Work to be completed:
Write out the records again, exactly, leaving none out.

Extracted information:
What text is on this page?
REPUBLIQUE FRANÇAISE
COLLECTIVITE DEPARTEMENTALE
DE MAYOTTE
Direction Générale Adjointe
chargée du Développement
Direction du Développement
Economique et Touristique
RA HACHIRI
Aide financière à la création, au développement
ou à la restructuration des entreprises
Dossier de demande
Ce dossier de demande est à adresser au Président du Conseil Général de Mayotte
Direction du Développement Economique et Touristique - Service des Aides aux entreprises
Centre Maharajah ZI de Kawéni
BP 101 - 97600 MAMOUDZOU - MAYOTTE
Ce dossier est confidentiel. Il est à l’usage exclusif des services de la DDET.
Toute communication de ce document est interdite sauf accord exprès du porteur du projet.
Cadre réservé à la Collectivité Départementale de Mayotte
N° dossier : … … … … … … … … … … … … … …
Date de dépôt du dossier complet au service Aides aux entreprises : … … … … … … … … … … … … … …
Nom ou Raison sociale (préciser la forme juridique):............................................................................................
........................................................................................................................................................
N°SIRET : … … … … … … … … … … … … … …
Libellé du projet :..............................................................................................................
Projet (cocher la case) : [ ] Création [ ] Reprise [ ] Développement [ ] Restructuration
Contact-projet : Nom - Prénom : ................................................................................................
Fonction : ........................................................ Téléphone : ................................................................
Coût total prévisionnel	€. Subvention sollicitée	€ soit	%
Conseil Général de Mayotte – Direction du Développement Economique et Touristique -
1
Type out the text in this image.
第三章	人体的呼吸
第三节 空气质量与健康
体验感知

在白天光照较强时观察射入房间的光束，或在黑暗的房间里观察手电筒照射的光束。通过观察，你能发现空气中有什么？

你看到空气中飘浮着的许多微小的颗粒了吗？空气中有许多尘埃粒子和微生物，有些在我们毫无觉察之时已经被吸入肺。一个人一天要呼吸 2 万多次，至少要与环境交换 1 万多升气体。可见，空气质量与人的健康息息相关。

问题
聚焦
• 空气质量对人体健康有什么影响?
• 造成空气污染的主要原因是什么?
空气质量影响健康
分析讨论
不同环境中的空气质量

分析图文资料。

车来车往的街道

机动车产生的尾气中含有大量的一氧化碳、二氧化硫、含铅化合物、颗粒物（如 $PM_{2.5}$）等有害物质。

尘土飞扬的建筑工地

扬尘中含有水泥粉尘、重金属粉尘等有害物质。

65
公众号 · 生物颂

Solution:
What text is on this page?
REPUBLIQUE FRANÇAISE
COLLECTIVITE DEPARTEMENTALE
DE MAYOTTE
Direction Générale Adjointe
chargée du Développement
Direction du Développement
Economique et Touristique
RA HACHIRI
Aide financière à la création, au développement
ou à la restructuration des entreprises
Dossier de demande
Ce dossier de demande est à adresser au Président du Conseil Général de Mayotte
Direction du Développement Economique et Touristique - Service des Aides aux entreprises
Centre Maharajah ZI de Kawéni
BP 101 - 97600 MAMOUDZOU - MAYOTTE
Ce dossier est confidentiel. Il est à l’usage exclusif des services de la DDET.
Toute communication de ce document est interdite sauf accord exprès du porteur du projet.
Cadre réservé à la Collectivité Départementale de Mayotte
N° dossier : … … … … … … … … … … … … … …
Date de dépôt du dossier complet au service Aides aux entreprises : … … … … … … … … … … … … … …
Nom ou Raison sociale (préciser la forme juridique):............................................................................................
........................................................................................................................................................
N°SIRET : … … … … … … … … … … … … … …
Libellé du projet :..............................................................................................................
Projet (cocher la case) : [ ] Création [ ] Reprise [ ] Développement [ ] Restructuration
Contact-projet : Nom - Prénom : ................................................................................................
Fonction : ........................................................ Téléphone : ................................................................
Coût total prévisionnel	€. Subvention sollicitée	€ soit	%
Conseil Général de Mayotte – Direction du Développement Economique et Touristique -
1
Type out the text in this image.
第三章	人体的呼吸
第三节 空气质量与健康
体验感知

在白天光照较强时观察射入房间的光束，或在黑暗的房间里观察手电筒照射的光束。通过观察，你能发现空气中有什么？

你看到空气中飘浮着的许多微小的颗粒了吗？空气中有许多尘埃粒子和微生物，有些在我们毫无觉察之时已经被吸入肺。一个人一天要呼吸 2 万多次，至少要与环境交换 1 万多升气体。可见，空气质量与人的健康息息相关。

问题
聚焦
• 空气质量对人体健康有什么影响?
• 造成空气污染的主要原因是什么?
空气质量影响健康
分析讨论
不同环境中的空气质量

分析图文资料。

车来车往的街道

机动车产生的尾气中含有大量的一氧化碳、二氧化硫、含铅化合物、颗粒物（如 $PM_{2.5}$）等有害物质。

尘土飞扬的建筑工地

扬尘中含有水泥粉尘、重金属粉尘等有害物质。

65
公众号 · 生物颂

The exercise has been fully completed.